### [STATED GOAL]
Look through the data below and work out how many lines contain the string "alguien". Give the number alone.

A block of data
►

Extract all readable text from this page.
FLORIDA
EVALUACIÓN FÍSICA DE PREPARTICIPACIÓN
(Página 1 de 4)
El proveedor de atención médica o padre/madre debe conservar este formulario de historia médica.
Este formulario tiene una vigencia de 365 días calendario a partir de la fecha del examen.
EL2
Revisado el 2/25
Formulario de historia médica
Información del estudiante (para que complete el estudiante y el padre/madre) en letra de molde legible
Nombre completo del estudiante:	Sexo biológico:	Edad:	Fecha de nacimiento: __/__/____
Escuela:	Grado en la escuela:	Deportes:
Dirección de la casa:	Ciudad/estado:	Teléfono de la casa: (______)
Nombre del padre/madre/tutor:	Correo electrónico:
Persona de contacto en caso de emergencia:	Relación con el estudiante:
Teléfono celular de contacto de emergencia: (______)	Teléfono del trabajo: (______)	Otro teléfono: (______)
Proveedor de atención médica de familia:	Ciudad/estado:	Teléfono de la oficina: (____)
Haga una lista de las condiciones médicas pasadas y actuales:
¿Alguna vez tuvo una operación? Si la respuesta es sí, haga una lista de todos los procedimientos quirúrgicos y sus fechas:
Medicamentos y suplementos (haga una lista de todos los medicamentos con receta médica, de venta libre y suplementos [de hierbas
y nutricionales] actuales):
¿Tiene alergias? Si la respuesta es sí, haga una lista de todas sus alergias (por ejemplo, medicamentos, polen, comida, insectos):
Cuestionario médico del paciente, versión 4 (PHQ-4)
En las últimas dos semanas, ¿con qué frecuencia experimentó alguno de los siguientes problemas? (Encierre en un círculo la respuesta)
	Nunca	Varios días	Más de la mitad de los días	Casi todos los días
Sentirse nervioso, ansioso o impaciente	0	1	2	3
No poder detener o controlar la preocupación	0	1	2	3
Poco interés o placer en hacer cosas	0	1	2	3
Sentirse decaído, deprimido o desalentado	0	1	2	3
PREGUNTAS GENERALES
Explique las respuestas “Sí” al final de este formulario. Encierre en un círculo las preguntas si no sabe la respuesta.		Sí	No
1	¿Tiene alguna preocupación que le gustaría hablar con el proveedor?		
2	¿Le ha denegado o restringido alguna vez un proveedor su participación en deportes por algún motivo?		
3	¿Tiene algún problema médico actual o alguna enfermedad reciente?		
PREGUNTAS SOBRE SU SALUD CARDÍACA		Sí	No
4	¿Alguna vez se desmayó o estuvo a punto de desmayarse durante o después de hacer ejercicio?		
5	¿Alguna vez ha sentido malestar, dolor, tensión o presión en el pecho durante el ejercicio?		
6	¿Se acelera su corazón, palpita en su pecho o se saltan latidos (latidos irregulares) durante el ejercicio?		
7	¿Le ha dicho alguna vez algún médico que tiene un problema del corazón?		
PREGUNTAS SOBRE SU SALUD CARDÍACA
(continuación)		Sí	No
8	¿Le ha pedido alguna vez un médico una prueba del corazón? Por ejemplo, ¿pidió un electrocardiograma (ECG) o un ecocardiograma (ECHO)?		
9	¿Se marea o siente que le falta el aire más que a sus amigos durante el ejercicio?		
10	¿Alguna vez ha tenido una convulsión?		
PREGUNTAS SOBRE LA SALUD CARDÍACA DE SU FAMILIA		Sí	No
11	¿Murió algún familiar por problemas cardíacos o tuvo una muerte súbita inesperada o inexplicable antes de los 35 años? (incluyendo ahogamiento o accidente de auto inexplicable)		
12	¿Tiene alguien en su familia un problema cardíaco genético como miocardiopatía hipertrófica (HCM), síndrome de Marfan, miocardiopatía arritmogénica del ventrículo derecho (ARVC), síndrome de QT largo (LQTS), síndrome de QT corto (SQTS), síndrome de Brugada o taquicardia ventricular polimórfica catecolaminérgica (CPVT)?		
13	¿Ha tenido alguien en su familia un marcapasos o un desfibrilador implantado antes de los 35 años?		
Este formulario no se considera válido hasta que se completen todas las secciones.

◄

### [IN RESPONSE]
2